▼

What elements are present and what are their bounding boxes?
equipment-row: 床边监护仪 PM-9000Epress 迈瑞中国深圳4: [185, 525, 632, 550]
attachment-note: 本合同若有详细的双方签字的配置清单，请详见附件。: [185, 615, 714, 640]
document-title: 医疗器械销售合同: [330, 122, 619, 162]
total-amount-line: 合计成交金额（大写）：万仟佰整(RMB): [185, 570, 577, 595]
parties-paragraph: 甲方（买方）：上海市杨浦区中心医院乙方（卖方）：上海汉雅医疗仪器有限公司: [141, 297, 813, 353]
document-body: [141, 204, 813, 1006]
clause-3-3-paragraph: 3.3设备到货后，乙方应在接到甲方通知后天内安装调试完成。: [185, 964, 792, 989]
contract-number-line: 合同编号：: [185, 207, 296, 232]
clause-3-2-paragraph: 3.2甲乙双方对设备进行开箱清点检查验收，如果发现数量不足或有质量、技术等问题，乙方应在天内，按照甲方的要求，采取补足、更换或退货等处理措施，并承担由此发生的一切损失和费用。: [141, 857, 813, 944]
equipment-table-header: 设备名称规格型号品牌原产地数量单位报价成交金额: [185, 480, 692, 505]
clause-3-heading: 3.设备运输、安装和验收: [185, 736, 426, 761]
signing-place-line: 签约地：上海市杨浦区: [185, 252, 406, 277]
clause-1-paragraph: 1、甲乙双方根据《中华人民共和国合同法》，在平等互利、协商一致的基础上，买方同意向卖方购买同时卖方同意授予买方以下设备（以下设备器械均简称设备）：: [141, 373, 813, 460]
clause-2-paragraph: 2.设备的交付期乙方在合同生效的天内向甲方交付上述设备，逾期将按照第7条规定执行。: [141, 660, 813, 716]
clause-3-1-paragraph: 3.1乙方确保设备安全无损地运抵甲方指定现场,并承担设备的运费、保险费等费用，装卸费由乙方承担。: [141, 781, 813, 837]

▲

▶ [GIVEN TASK] Please set out the lines from the beginning of the listing through the line containing "total-amount-line: 合计成交金额（大写）：万仟佰整(RMB): [185, 570, 577, 595]", inclusive, as a numbered list, leaving out any blank lines.

▶ [COMPLETE RESPONSE]
1. What elements are present and what are their bounding boxes?
2. equipment-row: 床边监护仪 PM-9000Epress 迈瑞中国深圳4: [185, 525, 632, 550]
3. attachment-note: 本合同若有详细的双方签字的配置清单，请详见附件。: [185, 615, 714, 640]
4. document-title: 医疗器械销售合同: [330, 122, 619, 162]
5. total-amount-line: 合计成交金额（大写）：万仟佰整(RMB): [185, 570, 577, 595]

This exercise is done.